(Data records)
··········
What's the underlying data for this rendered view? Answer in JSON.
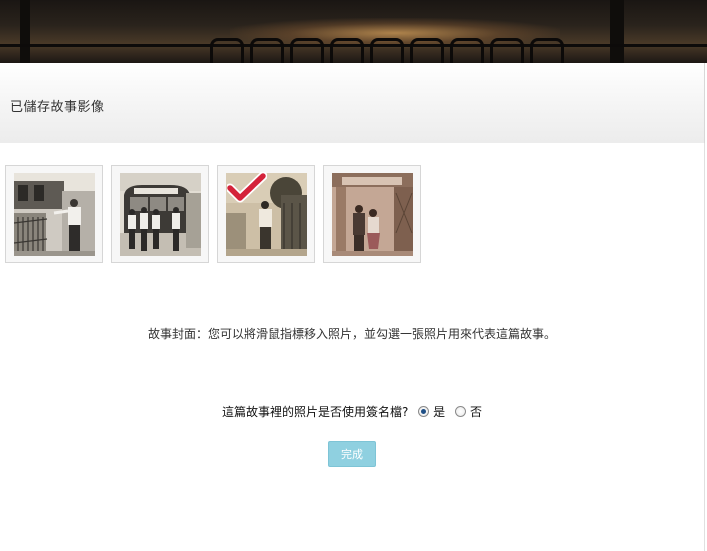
{
  "header": {
    "title": "已儲存故事影像"
  },
  "photos": [
    {
      "name": "photo-man-at-gate",
      "selected": false
    },
    {
      "name": "photo-group-with-bus",
      "selected": false
    },
    {
      "name": "photo-man-standing",
      "selected": true
    },
    {
      "name": "photo-couple-at-archway",
      "selected": false
    }
  ],
  "cover_note": "故事封面：您可以將滑鼠指標移入照片，並勾選一張照片用來代表這篇故事。",
  "anonymous_question": {
    "label": "這篇故事裡的照片是否使用簽名檔?",
    "options": [
      {
        "label": "是",
        "checked": true
      },
      {
        "label": "否",
        "checked": false
      }
    ]
  },
  "done_button": {
    "label": "完成"
  },
  "colors": {
    "accent_button": "#8fd0e0",
    "checkmark": "#d4233a"
  },
  "icons": {
    "selected": "checkmark-icon"
  }
}
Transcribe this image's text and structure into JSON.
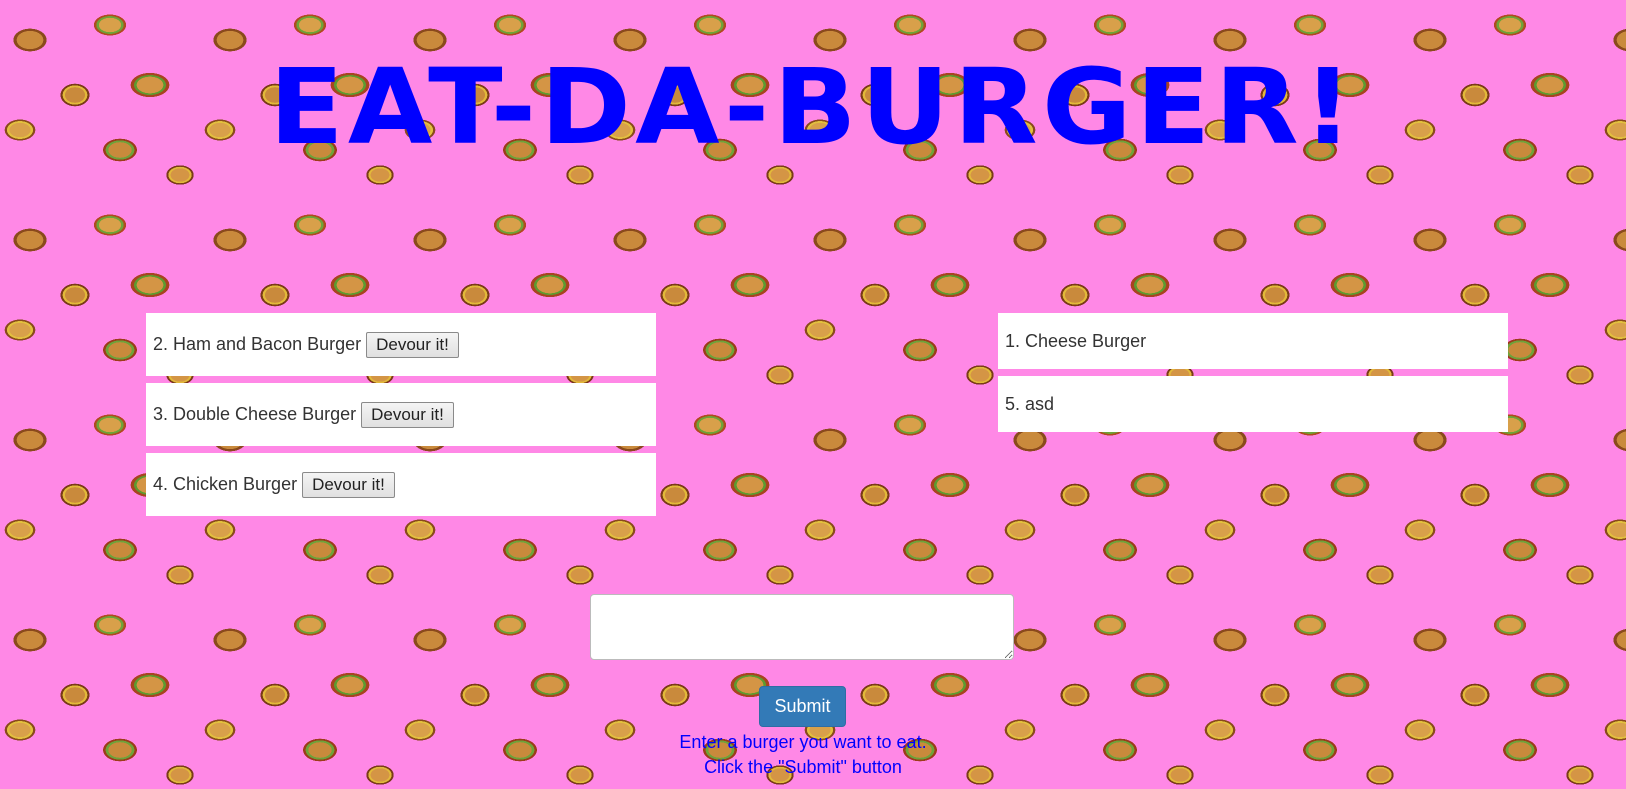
{
  "header": {
    "title": "EAT-DA-BURGER!"
  },
  "uneaten_burgers": [
    {
      "label": "2. Ham and Bacon Burger",
      "button_label": "Devour it!"
    },
    {
      "label": "3. Double Cheese Burger",
      "button_label": "Devour it!"
    },
    {
      "label": "4. Chicken Burger",
      "button_label": "Devour it!"
    }
  ],
  "devoured_burgers": [
    {
      "label": "1. Cheese Burger"
    },
    {
      "label": "5. asd"
    }
  ],
  "form": {
    "input_value": "",
    "submit_label": "Submit",
    "instructions": [
      "Enter a burger you want to eat.",
      "Click the \"Submit\" button"
    ]
  },
  "colors": {
    "background": "#ff88e6",
    "title": "#0000ff",
    "submit_button": "#337ab7",
    "instructions_text": "#0000ff"
  }
}
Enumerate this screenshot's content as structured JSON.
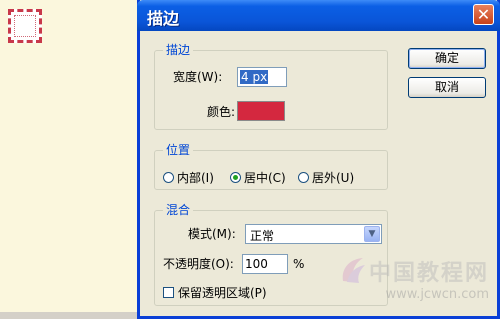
{
  "dialog": {
    "title": "描边",
    "close_glyph": "✕",
    "ok_label": "确定",
    "cancel_label": "取消"
  },
  "stroke": {
    "group_title": "描边",
    "width_label": "宽度(W):",
    "width_value": "4 px",
    "color_label": "颜色:",
    "color_value": "#d4283f"
  },
  "location": {
    "group_title": "位置",
    "options": [
      {
        "label": "内部(I)",
        "selected": false
      },
      {
        "label": "居中(C)",
        "selected": true
      },
      {
        "label": "居外(U)",
        "selected": false
      }
    ]
  },
  "blending": {
    "group_title": "混合",
    "mode_label": "模式(M):",
    "mode_value": "正常",
    "opacity_label": "不透明度(O):",
    "opacity_value": "100",
    "opacity_unit": "%",
    "preserve_label": "保留透明区域(P)",
    "preserve_checked": false
  },
  "watermark": {
    "line1": "中国教程网",
    "line2": "www.jcwcn.com"
  },
  "icons": {
    "close": "close-icon",
    "dropdown": "chevron-down-icon"
  }
}
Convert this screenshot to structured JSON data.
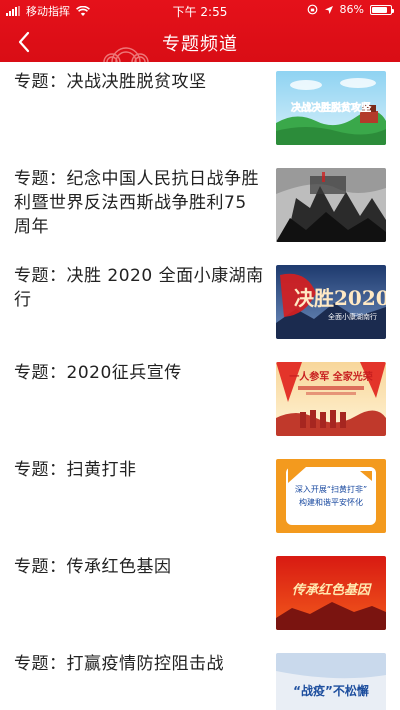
{
  "status_bar": {
    "carrier": "移动指挥",
    "time": "下午 2:55",
    "battery": "86%",
    "battery_level": 0.86
  },
  "nav": {
    "title": "专题频道",
    "back_icon": "chevron-left-icon"
  },
  "topics": [
    {
      "label": "专题：决战决胜脱贫攻坚",
      "thumb_text": "决战决胜脱贫攻坚"
    },
    {
      "label": "专题：纪念中国人民抗日战争胜利暨世界反法西斯战争胜利75周年",
      "thumb_text": ""
    },
    {
      "label": "专题：决胜 2020 全面小康湖南行",
      "thumb_text": "决胜2020",
      "thumb_sub": "全面小康湖南行"
    },
    {
      "label": "专题：2020征兵宣传",
      "thumb_text": "一人参军 全家光荣"
    },
    {
      "label": "专题：扫黄打非",
      "thumb_text": "深入开展“扫黄打非”",
      "thumb_sub": "构建和谐平安怀化"
    },
    {
      "label": "专题：传承红色基因",
      "thumb_text": "传承红色基因"
    },
    {
      "label": "专题：打赢疫情防控阻击战",
      "thumb_text": "“战疫”不松懈"
    }
  ],
  "colors": {
    "header_red": "#e0101a",
    "text": "#222222"
  }
}
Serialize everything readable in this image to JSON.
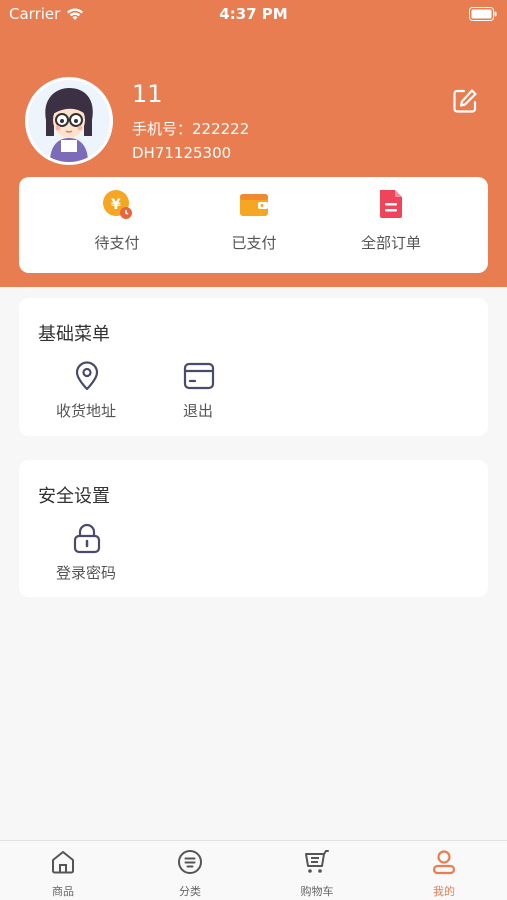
{
  "status_bar": {
    "carrier": "Carrier",
    "time": "4:37 PM"
  },
  "profile": {
    "name": "11",
    "phone": "手机号：222222",
    "id": "DH71125300"
  },
  "orders": [
    {
      "label": "待支付",
      "icon": "yuan-clock-icon"
    },
    {
      "label": "已支付",
      "icon": "wallet-icon"
    },
    {
      "label": "全部订单",
      "icon": "document-icon"
    }
  ],
  "basic_menu": {
    "title": "基础菜单",
    "items": [
      {
        "label": "收货地址",
        "icon": "location-pin-icon"
      },
      {
        "label": "退出",
        "icon": "card-icon"
      }
    ]
  },
  "security": {
    "title": "安全设置",
    "items": [
      {
        "label": "登录密码",
        "icon": "lock-icon"
      }
    ]
  },
  "tabs": [
    {
      "label": "商品",
      "icon": "home-icon"
    },
    {
      "label": "分类",
      "icon": "category-icon"
    },
    {
      "label": "购物车",
      "icon": "cart-icon"
    },
    {
      "label": "我的",
      "icon": "user-icon",
      "active": true
    }
  ],
  "colors": {
    "accent": "#e87d52",
    "icon_stroke": "#4a4a6a"
  }
}
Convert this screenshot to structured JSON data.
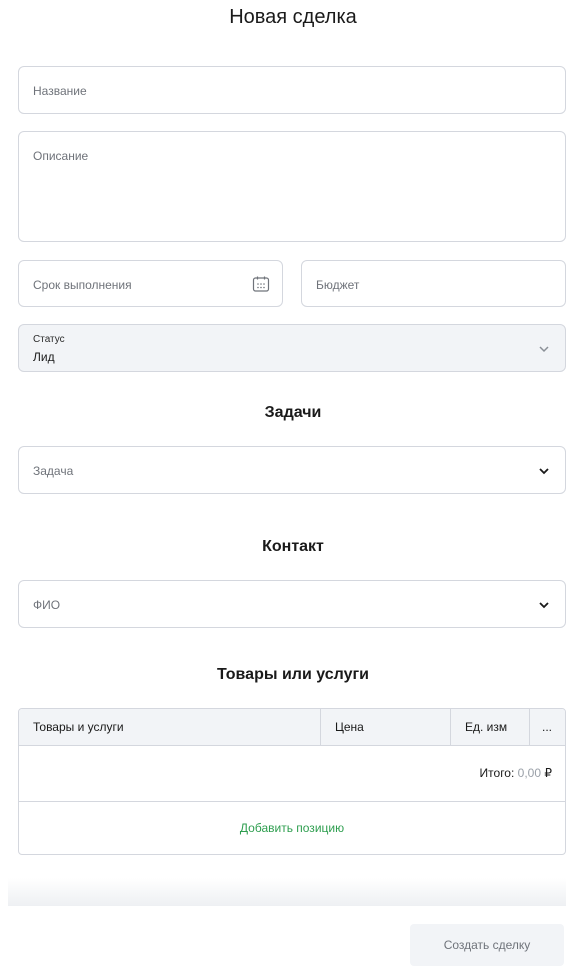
{
  "title": "Новая сделка",
  "fields": {
    "name_placeholder": "Название",
    "description_placeholder": "Описание",
    "deadline_placeholder": "Срок выполнения",
    "budget_placeholder": "Бюджет",
    "status_label": "Статус",
    "status_value": "Лид"
  },
  "tasks": {
    "heading": "Задачи",
    "task_placeholder": "Задача"
  },
  "contact": {
    "heading": "Контакт",
    "fio_placeholder": "ФИО"
  },
  "goods": {
    "heading": "Товары или услуги",
    "columns": [
      "Товары и услуги",
      "Цена",
      "Ед. изм",
      "..."
    ],
    "total_label": "Итого:",
    "total_amount": "0,00",
    "currency": "₽",
    "add_label": "Добавить позицию"
  },
  "footer": {
    "create_label": "Создать сделку"
  },
  "icons": {
    "calendar": "calendar-icon",
    "chevron": "chevron-down-icon"
  },
  "colors": {
    "accent_green": "#2e9e4f",
    "border": "#d4d7de",
    "muted_bg": "#f2f4f7"
  }
}
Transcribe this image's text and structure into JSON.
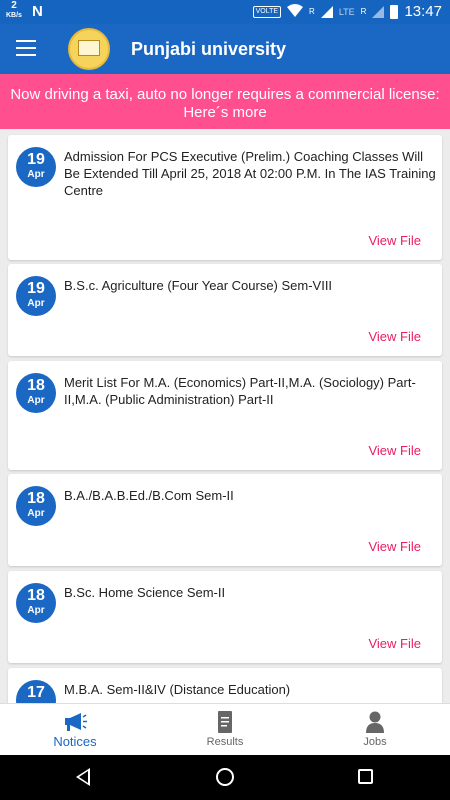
{
  "status_bar": {
    "speed_value": "2",
    "speed_unit": "KB/s",
    "notification_icon": "N",
    "volte": "VOLTE",
    "lte": "LTE",
    "r1": "R",
    "r2": "R",
    "time": "13:47"
  },
  "app_bar": {
    "title": "Punjabi university"
  },
  "banner": {
    "text": "Now driving a taxi, auto no longer requires a commercial license: Here´s more"
  },
  "notices": [
    {
      "day": "19",
      "month": "Apr",
      "title": "Admission For PCS Executive (Prelim.) Coaching Classes Will Be Extended Till April 25, 2018 At 02:00 P.M. In The IAS Training Centre",
      "action": "View File"
    },
    {
      "day": "19",
      "month": "Apr",
      "title": "B.S.c. Agriculture (Four Year Course) Sem-VIII",
      "action": "View File"
    },
    {
      "day": "18",
      "month": "Apr",
      "title": "Merit List For M.A. (Economics) Part-II,M.A. (Sociology) Part-II,M.A. (Public Administration) Part-II",
      "action": "View File"
    },
    {
      "day": "18",
      "month": "Apr",
      "title": "B.A./B.A.B.Ed./B.Com Sem-II",
      "action": "View File"
    },
    {
      "day": "18",
      "month": "Apr",
      "title": "B.Sc. Home Science Sem-II",
      "action": "View File"
    },
    {
      "day": "17",
      "month": "",
      "title": "M.B.A. Sem-II&IV (Distance Education)",
      "action": ""
    }
  ],
  "bottom_nav": {
    "items": [
      {
        "label": "Notices",
        "icon": "megaphone-icon",
        "active": true
      },
      {
        "label": "Results",
        "icon": "document-icon",
        "active": false
      },
      {
        "label": "Jobs",
        "icon": "person-icon",
        "active": false
      }
    ]
  },
  "colors": {
    "primary": "#1a67c4",
    "banner": "#ff4f8e",
    "accent": "#e91e63"
  }
}
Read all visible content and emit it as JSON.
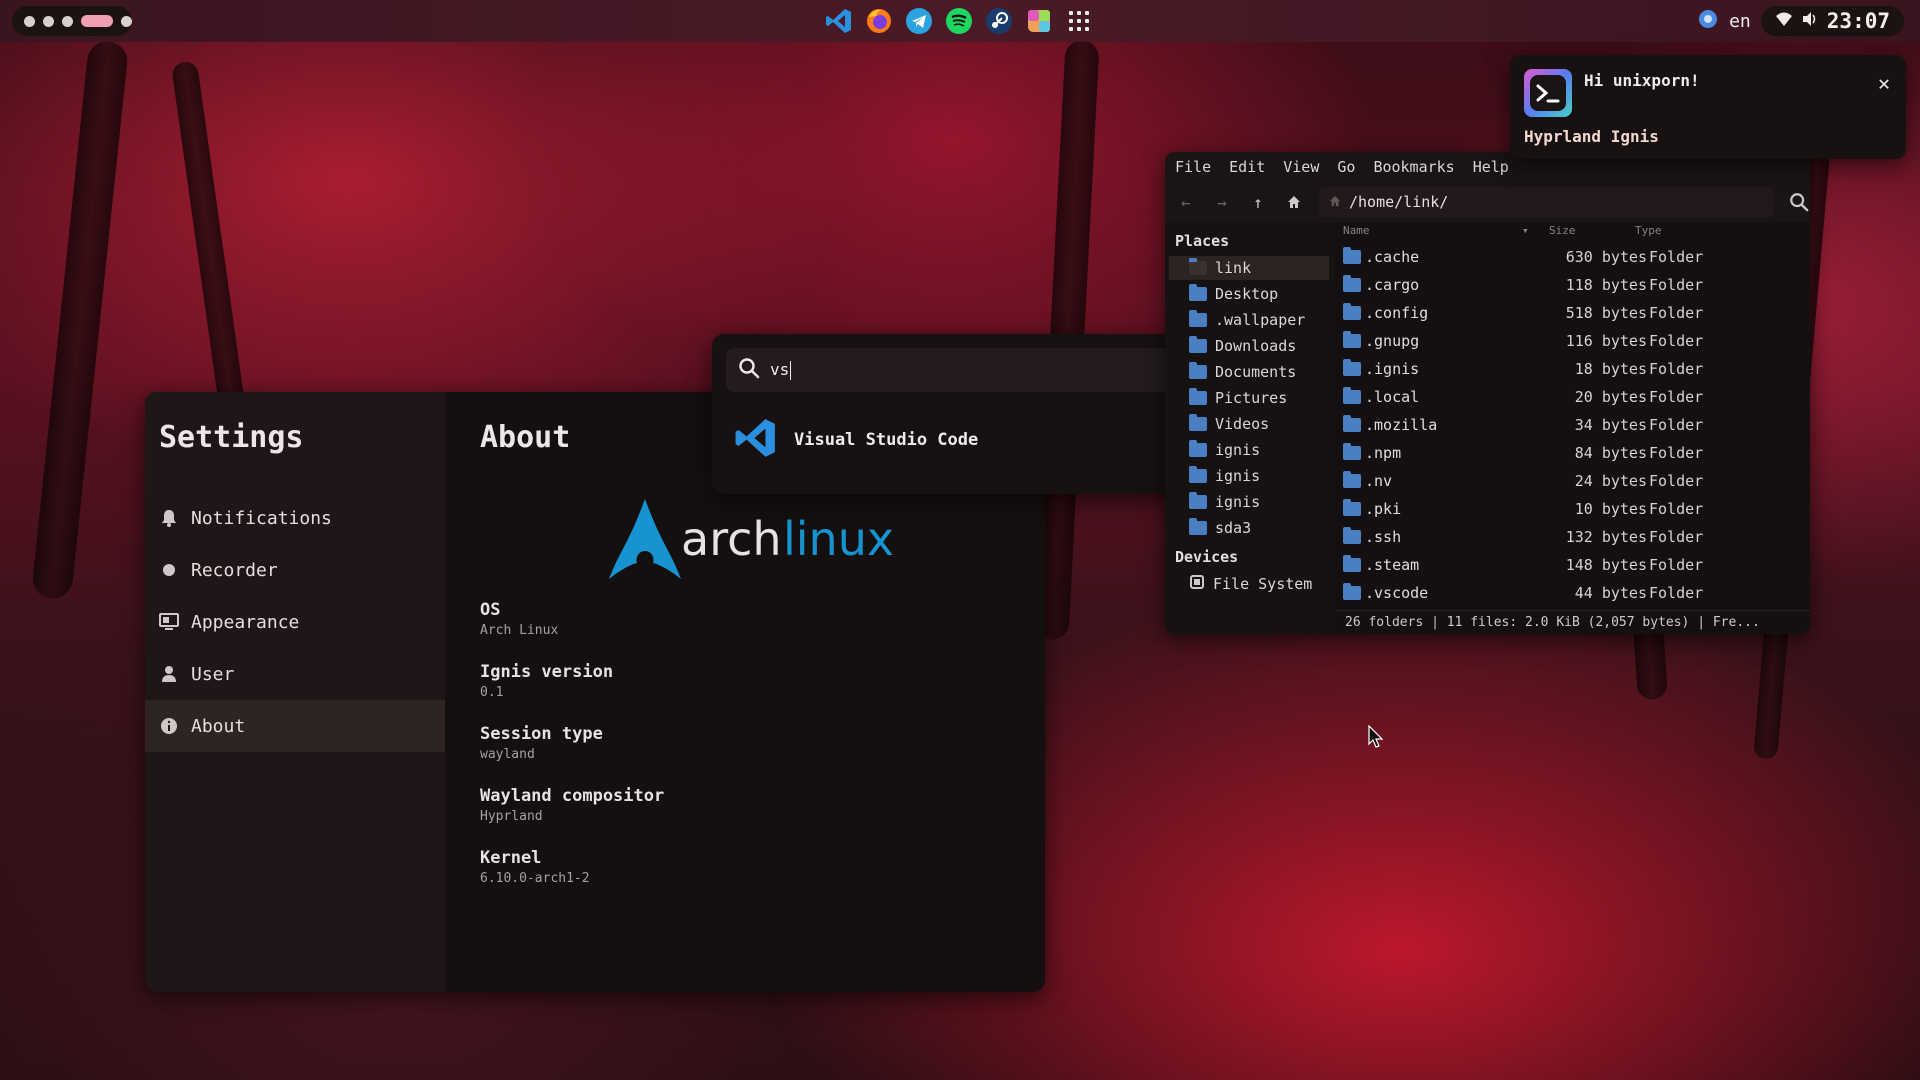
{
  "topbar": {
    "dock_apps": [
      "vscode-icon",
      "firefox-icon",
      "telegram-icon",
      "spotify-icon",
      "steam-icon",
      "photos-icon",
      "app-grid-icon"
    ],
    "language": "en",
    "clock": "23:07"
  },
  "settings": {
    "title": "Settings",
    "sidebar": [
      {
        "label": "Notifications",
        "icon": "bell-icon"
      },
      {
        "label": "Recorder",
        "icon": "record-icon"
      },
      {
        "label": "Appearance",
        "icon": "monitor-icon"
      },
      {
        "label": "User",
        "icon": "user-icon"
      },
      {
        "label": "About",
        "icon": "info-icon",
        "active": true
      }
    ],
    "page_title": "About",
    "logo_text": "archlinux",
    "info": [
      {
        "label": "OS",
        "value": "Arch Linux"
      },
      {
        "label": "Ignis version",
        "value": "0.1"
      },
      {
        "label": "Session type",
        "value": "wayland"
      },
      {
        "label": "Wayland compositor",
        "value": "Hyprland"
      },
      {
        "label": "Kernel",
        "value": "6.10.0-arch1-2"
      }
    ]
  },
  "launcher": {
    "query": "vs",
    "results": [
      {
        "label": "Visual Studio Code",
        "icon": "vscode-icon"
      }
    ]
  },
  "file_manager": {
    "menu": [
      "File",
      "Edit",
      "View",
      "Go",
      "Bookmarks",
      "Help"
    ],
    "path": "/home/link/",
    "places_heading": "Places",
    "places": [
      "link",
      "Desktop",
      ".wallpaper",
      "Downloads",
      "Documents",
      "Pictures",
      "Videos",
      "ignis",
      "ignis",
      "ignis",
      "sda3"
    ],
    "devices_heading": "Devices",
    "devices": [
      "File System"
    ],
    "columns": {
      "name": "Name",
      "size": "Size",
      "type": "Type"
    },
    "rows": [
      {
        "name": ".cache",
        "size": "630 bytes",
        "type": "Folder"
      },
      {
        "name": ".cargo",
        "size": "118 bytes",
        "type": "Folder"
      },
      {
        "name": ".config",
        "size": "518 bytes",
        "type": "Folder"
      },
      {
        "name": ".gnupg",
        "size": "116 bytes",
        "type": "Folder"
      },
      {
        "name": ".ignis",
        "size": "18 bytes",
        "type": "Folder"
      },
      {
        "name": ".local",
        "size": "20 bytes",
        "type": "Folder"
      },
      {
        "name": ".mozilla",
        "size": "34 bytes",
        "type": "Folder"
      },
      {
        "name": ".npm",
        "size": "84 bytes",
        "type": "Folder"
      },
      {
        "name": ".nv",
        "size": "24 bytes",
        "type": "Folder"
      },
      {
        "name": ".pki",
        "size": "10 bytes",
        "type": "Folder"
      },
      {
        "name": ".ssh",
        "size": "132 bytes",
        "type": "Folder"
      },
      {
        "name": ".steam",
        "size": "148 bytes",
        "type": "Folder"
      },
      {
        "name": ".vscode",
        "size": "44 bytes",
        "type": "Folder"
      }
    ],
    "status": "26 folders  |  11 files: 2.0 KiB (2,057 bytes)  |  Fre..."
  },
  "notification": {
    "title": "Hi unixporn!",
    "body": "Hyprland Ignis"
  },
  "colors": {
    "accent": "#f0a0b0",
    "folder": "#4a7fc4",
    "arch_blue": "#1793d1"
  }
}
··········
# [Problem to solve]
Filter the entries down to the lines with the word "Товары" in them.

# [The answer]
    "heading": "Товары или услуги",
      "Товары и услуги",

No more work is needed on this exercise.